··· PROVIDED DATA

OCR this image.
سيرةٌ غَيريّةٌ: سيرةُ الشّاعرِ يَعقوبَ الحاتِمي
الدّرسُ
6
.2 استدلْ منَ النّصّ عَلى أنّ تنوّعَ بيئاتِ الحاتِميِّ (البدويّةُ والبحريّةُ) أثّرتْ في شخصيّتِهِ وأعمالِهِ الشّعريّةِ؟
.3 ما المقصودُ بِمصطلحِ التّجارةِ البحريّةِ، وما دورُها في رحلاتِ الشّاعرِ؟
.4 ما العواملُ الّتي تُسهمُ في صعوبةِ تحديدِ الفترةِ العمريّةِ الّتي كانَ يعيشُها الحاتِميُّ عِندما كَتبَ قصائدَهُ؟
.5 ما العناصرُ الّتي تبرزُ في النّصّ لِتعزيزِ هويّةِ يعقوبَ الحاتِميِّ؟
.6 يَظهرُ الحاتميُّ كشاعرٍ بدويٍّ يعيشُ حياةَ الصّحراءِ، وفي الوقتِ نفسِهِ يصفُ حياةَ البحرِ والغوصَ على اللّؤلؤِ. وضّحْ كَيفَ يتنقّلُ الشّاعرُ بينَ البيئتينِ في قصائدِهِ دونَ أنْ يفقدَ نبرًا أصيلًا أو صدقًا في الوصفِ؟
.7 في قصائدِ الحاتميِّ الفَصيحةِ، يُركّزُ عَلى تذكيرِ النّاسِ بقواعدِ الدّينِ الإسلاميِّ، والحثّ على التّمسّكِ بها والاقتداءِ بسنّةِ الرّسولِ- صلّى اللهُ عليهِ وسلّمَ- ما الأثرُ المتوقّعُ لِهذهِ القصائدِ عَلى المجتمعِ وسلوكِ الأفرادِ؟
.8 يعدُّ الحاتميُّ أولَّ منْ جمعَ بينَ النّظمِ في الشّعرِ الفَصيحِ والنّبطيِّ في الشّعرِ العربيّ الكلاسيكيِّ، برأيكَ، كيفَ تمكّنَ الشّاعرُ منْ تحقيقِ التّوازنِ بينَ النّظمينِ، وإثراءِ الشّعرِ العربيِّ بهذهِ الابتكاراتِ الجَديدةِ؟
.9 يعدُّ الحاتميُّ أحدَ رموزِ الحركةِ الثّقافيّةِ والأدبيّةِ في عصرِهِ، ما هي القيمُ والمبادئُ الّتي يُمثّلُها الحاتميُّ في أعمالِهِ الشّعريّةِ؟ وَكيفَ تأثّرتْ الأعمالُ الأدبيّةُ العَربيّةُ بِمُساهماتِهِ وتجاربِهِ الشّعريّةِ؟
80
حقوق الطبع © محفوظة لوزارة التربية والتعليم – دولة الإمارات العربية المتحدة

······
··· PROVIDED DATA

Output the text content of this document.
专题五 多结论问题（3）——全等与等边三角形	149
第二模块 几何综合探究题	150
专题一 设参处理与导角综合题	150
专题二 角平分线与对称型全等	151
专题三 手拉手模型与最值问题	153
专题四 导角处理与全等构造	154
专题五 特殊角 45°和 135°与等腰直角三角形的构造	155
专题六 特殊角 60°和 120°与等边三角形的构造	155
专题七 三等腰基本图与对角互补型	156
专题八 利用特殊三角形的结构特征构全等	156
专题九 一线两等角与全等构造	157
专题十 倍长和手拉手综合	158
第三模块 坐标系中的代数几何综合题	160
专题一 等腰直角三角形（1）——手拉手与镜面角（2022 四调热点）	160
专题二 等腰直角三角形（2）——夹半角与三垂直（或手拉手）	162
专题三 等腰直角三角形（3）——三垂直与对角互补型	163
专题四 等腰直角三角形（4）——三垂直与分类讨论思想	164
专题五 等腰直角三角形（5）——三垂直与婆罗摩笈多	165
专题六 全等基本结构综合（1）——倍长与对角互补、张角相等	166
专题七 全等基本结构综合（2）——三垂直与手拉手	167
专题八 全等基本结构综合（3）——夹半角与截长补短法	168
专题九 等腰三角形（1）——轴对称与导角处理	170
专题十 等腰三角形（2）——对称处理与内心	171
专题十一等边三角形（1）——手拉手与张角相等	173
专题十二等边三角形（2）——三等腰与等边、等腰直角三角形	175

······

Search the entries for the word "يعيش" and pick out every line that holds it.

= FINAL RESULT =
.4 ما العواملُ الّتي تُسهمُ في صعوبةِ تحديدِ الفترةِ العمريّةِ الّتي كانَ يعيشُها الحاتِميُّ عِندما كَتبَ قصائدَهُ؟
.6 يَظهرُ الحاتميُّ كشاعرٍ بدويٍّ يعيشُ حياةَ الصّحراءِ، وفي الوقتِ نفسِهِ يصفُ حياةَ البحرِ والغوصَ على اللّؤلؤِ. وضّحْ كَيفَ يتنقّلُ الشّاعرُ بينَ البيئتينِ في قصائدِهِ دونَ أنْ يفقدَ نبرًا أصيلًا أو صدقًا في الوصفِ؟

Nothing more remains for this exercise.